A run of records
/---
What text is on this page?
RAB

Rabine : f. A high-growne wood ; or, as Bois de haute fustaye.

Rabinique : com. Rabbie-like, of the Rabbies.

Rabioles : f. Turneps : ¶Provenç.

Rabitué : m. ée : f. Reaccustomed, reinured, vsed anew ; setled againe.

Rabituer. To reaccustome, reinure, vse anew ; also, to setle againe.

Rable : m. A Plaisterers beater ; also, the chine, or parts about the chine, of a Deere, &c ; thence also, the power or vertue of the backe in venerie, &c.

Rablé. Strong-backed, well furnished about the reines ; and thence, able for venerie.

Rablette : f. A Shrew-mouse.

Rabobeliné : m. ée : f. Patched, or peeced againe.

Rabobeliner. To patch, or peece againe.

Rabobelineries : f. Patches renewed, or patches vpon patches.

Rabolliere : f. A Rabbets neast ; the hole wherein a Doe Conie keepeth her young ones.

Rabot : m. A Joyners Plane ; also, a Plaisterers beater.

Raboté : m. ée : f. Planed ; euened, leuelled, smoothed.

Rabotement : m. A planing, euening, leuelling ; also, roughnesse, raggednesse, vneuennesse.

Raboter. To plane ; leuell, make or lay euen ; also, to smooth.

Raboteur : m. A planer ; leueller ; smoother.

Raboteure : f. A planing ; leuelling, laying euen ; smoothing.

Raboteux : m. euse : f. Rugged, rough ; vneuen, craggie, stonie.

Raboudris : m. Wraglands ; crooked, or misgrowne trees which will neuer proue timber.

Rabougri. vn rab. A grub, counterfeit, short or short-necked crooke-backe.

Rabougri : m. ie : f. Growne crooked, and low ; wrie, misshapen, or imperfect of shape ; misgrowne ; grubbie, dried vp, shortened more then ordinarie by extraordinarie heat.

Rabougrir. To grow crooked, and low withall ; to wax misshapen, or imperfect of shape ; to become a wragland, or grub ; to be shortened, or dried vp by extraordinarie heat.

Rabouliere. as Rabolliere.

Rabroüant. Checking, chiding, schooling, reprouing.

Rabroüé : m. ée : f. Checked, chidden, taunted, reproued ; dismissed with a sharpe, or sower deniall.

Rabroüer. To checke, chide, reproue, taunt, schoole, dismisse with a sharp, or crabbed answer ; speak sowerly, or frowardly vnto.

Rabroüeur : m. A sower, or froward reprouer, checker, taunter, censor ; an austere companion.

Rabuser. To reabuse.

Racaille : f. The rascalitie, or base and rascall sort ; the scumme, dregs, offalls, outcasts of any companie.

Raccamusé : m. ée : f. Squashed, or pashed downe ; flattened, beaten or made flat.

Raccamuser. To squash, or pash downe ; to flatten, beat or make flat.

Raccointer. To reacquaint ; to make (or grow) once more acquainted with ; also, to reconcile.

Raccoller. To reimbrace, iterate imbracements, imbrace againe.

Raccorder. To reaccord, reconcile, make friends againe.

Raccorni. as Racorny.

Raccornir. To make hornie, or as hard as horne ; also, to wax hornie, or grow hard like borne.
\---
**INSTRUCTIONS TO FOLLOW:**
Where a line of the material above holds the string "shape", copy that line.

**PROBLEM SOLUTION:**
Rabougri : m. ie : f. Growne crooked, and low ; wrie, misshapen, or imperfect of shape ; misgrowne ; grubbie, dried vp, shortened more then ordinarie by extraordinarie heat.
Rabougrir. To grow crooked, and low withall ; to wax misshapen, or imperfect of shape ; to become a wragland, or grub ; to be shortened, or dried vp by extraordinarie heat.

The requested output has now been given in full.